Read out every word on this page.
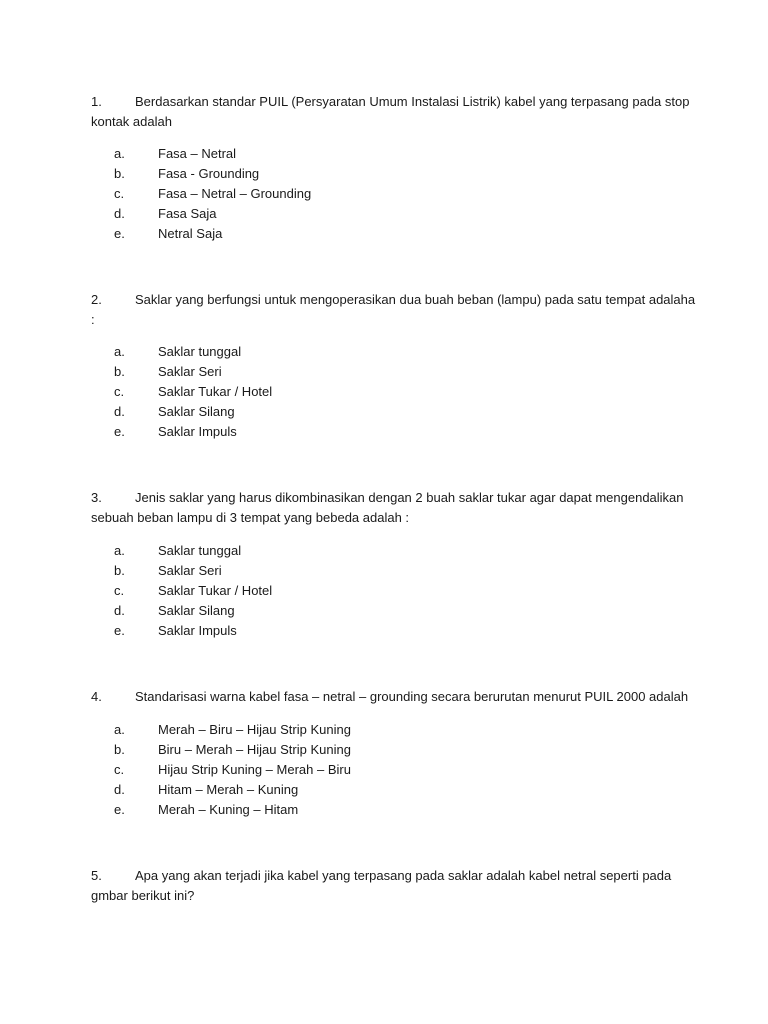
1.	Berdasarkan standar PUIL (Persyaratan Umum Instalasi Listrik) kabel yang terpasang pada stop
kontak adalah
a.	Fasa – Netral
b.	Fasa - Grounding
c.	Fasa – Netral – Grounding
d.	Fasa Saja
e.	Netral Saja
2.	Saklar yang berfungsi untuk mengoperasikan dua buah beban (lampu) pada satu tempat adalaha
:
a.	Saklar tunggal
b.	Saklar Seri
c.	Saklar Tukar / Hotel
d.	Saklar Silang
e.	Saklar Impuls
3.	Jenis saklar yang harus dikombinasikan dengan 2 buah saklar tukar agar dapat mengendalikan
sebuah beban lampu di 3 tempat yang bebeda adalah :
a.	Saklar tunggal
b.	Saklar Seri
c.	Saklar Tukar / Hotel
d.	Saklar Silang
e.	Saklar Impuls
4.	Standarisasi warna kabel fasa – netral – grounding secara berurutan menurut PUIL 2000 adalah
a.	Merah – Biru – Hijau Strip Kuning
b.	Biru – Merah – Hijau Strip Kuning
c.	Hijau Strip Kuning – Merah – Biru
d.	Hitam – Merah – Kuning
e.	Merah – Kuning – Hitam
5.	Apa yang akan terjadi jika kabel yang terpasang pada saklar adalah kabel netral seperti pada
gmbar berikut ini?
====
■ **Exercise brief**:
Transcribe every entry word for word, but skip the pictures.

■ **Solution to the exercise**:
Read out every word on this page.
1.	Berdasarkan standar PUIL (Persyaratan Umum Instalasi Listrik) kabel yang terpasang pada stop
kontak adalah
a.	Fasa – Netral
b.	Fasa - Grounding
c.	Fasa – Netral – Grounding
d.	Fasa Saja
e.	Netral Saja
2.	Saklar yang berfungsi untuk mengoperasikan dua buah beban (lampu) pada satu tempat adalaha
:
a.	Saklar tunggal
b.	Saklar Seri
c.	Saklar Tukar / Hotel
d.	Saklar Silang
e.	Saklar Impuls
3.	Jenis saklar yang harus dikombinasikan dengan 2 buah saklar tukar agar dapat mengendalikan
sebuah beban lampu di 3 tempat yang bebeda adalah :
a.	Saklar tunggal
b.	Saklar Seri
c.	Saklar Tukar / Hotel
d.	Saklar Silang
e.	Saklar Impuls
4.	Standarisasi warna kabel fasa – netral – grounding secara berurutan menurut PUIL 2000 adalah
a.	Merah – Biru – Hijau Strip Kuning
b.	Biru – Merah – Hijau Strip Kuning
c.	Hijau Strip Kuning – Merah – Biru
d.	Hitam – Merah – Kuning
e.	Merah – Kuning – Hitam
5.	Apa yang akan terjadi jika kabel yang terpasang pada saklar adalah kabel netral seperti pada
gmbar berikut ini?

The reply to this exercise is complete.